## STATED TASK
Give the number of lines containing the word "Poor", and nothing else.

## STORED RECORDS
>> start

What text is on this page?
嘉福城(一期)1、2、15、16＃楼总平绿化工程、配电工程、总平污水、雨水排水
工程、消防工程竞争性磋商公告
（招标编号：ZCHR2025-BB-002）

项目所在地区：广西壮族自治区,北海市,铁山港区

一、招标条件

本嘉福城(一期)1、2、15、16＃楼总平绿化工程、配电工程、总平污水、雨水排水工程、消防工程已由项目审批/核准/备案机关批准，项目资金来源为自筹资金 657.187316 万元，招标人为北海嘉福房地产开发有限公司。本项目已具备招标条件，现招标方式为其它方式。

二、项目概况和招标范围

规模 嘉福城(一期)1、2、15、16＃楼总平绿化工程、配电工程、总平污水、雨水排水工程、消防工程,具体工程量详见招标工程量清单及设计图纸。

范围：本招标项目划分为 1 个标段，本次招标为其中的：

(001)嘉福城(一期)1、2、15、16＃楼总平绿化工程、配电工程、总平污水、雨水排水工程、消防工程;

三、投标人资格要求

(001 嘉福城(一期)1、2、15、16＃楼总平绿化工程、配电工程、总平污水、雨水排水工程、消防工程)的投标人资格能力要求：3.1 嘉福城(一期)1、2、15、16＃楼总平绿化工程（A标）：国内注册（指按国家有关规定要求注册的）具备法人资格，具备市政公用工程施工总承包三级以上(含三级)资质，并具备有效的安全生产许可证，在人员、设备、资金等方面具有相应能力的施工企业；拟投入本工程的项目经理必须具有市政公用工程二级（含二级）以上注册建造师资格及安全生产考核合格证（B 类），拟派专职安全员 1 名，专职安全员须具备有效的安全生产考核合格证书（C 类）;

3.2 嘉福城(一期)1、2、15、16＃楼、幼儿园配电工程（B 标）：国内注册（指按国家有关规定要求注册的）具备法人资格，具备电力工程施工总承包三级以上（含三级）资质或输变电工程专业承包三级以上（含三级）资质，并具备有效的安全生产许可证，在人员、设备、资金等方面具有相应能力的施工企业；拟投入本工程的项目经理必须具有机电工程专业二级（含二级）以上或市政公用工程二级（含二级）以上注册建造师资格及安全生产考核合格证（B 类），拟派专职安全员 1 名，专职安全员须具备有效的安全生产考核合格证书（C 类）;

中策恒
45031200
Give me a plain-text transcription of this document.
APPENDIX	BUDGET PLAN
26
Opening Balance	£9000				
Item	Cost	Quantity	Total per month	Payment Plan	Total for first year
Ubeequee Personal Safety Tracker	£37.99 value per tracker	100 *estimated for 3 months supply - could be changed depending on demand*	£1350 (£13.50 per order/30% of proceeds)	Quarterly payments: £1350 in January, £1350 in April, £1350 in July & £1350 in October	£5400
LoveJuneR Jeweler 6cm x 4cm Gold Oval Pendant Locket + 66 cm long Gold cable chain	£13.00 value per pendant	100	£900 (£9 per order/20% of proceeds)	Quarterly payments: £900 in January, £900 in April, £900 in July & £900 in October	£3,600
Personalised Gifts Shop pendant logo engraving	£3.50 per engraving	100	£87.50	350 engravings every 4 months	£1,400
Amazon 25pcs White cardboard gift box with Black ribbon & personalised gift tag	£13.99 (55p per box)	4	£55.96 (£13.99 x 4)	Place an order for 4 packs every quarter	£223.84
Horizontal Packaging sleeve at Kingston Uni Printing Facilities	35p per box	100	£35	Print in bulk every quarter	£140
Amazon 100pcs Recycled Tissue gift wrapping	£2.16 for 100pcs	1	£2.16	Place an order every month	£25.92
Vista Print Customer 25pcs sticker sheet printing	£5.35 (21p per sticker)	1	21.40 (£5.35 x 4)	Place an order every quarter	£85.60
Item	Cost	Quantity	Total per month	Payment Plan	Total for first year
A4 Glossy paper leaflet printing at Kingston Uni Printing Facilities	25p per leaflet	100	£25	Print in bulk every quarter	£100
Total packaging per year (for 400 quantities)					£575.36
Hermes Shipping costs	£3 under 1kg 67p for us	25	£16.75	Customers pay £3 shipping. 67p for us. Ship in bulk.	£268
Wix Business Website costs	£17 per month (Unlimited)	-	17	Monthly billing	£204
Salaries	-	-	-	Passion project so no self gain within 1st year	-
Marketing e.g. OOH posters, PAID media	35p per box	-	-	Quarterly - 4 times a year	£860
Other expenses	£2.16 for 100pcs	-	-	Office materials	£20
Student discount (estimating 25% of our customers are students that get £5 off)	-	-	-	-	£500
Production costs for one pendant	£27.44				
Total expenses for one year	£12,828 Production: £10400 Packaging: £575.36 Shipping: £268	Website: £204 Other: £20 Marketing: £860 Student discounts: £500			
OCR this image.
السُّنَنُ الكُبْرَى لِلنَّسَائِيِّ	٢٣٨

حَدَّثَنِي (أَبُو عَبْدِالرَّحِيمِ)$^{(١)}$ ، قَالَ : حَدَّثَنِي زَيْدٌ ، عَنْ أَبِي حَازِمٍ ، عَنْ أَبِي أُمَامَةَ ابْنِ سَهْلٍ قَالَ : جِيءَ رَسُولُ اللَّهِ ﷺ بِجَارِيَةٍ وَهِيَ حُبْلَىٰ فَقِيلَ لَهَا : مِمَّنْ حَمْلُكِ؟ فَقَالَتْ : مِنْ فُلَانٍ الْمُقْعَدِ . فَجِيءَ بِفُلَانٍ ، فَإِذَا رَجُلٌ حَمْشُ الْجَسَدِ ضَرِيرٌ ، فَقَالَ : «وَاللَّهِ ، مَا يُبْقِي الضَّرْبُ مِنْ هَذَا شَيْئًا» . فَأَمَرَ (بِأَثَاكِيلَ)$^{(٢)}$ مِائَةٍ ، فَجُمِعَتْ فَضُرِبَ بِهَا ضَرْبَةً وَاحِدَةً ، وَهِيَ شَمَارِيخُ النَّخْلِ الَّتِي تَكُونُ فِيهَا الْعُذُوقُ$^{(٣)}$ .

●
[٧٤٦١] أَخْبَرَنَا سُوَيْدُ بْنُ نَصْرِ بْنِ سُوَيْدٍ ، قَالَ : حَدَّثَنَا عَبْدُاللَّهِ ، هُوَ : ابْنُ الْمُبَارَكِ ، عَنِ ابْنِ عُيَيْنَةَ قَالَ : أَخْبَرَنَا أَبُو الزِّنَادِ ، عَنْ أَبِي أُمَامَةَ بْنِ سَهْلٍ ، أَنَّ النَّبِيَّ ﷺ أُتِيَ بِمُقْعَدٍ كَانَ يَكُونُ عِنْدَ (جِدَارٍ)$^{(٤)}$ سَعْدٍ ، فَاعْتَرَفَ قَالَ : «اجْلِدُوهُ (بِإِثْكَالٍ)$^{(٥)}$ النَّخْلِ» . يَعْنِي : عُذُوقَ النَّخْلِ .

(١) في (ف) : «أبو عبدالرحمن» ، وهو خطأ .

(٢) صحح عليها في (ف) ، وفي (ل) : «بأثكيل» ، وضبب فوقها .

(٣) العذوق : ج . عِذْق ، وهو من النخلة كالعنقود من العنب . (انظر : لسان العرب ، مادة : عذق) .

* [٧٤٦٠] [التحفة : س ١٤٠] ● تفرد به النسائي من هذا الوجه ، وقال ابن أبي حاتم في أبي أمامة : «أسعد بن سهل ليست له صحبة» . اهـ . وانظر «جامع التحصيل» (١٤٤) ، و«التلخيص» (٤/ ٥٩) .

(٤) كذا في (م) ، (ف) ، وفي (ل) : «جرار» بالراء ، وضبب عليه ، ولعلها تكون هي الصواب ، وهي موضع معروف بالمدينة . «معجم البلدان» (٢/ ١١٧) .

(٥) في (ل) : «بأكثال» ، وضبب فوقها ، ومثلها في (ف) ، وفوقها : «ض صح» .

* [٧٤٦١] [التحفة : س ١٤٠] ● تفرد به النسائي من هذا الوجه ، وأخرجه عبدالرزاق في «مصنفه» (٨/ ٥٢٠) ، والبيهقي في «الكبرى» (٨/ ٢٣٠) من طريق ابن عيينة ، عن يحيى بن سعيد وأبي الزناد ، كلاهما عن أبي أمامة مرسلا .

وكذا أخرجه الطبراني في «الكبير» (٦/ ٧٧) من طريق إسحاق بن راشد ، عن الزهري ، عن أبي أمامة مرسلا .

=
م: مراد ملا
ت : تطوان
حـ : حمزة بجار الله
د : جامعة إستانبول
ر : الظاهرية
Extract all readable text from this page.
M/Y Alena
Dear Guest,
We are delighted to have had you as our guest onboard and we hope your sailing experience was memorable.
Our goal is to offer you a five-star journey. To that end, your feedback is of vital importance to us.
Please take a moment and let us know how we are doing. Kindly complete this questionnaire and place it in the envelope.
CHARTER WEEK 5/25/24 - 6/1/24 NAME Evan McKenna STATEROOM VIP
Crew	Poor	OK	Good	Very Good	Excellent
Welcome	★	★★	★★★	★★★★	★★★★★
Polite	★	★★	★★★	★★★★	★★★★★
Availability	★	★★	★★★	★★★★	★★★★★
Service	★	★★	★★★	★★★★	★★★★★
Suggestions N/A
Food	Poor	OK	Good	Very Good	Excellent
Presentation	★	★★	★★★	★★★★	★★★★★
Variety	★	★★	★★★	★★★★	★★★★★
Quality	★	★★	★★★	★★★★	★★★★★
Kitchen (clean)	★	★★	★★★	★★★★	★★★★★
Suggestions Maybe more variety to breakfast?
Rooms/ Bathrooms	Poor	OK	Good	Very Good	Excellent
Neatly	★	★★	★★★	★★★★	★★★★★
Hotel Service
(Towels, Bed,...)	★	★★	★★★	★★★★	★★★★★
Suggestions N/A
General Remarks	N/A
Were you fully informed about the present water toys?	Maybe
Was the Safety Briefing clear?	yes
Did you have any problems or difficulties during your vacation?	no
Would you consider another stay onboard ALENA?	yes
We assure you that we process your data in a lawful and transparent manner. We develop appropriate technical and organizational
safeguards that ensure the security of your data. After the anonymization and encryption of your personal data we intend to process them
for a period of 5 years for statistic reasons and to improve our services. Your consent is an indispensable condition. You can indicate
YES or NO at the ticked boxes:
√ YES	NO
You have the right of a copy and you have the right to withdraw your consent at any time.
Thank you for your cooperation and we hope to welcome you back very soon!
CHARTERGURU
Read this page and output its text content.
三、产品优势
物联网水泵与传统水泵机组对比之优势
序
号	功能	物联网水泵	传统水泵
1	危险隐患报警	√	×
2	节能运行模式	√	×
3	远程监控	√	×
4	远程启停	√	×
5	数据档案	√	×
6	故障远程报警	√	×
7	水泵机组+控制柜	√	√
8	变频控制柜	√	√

>> end

## FINAL RESULT
3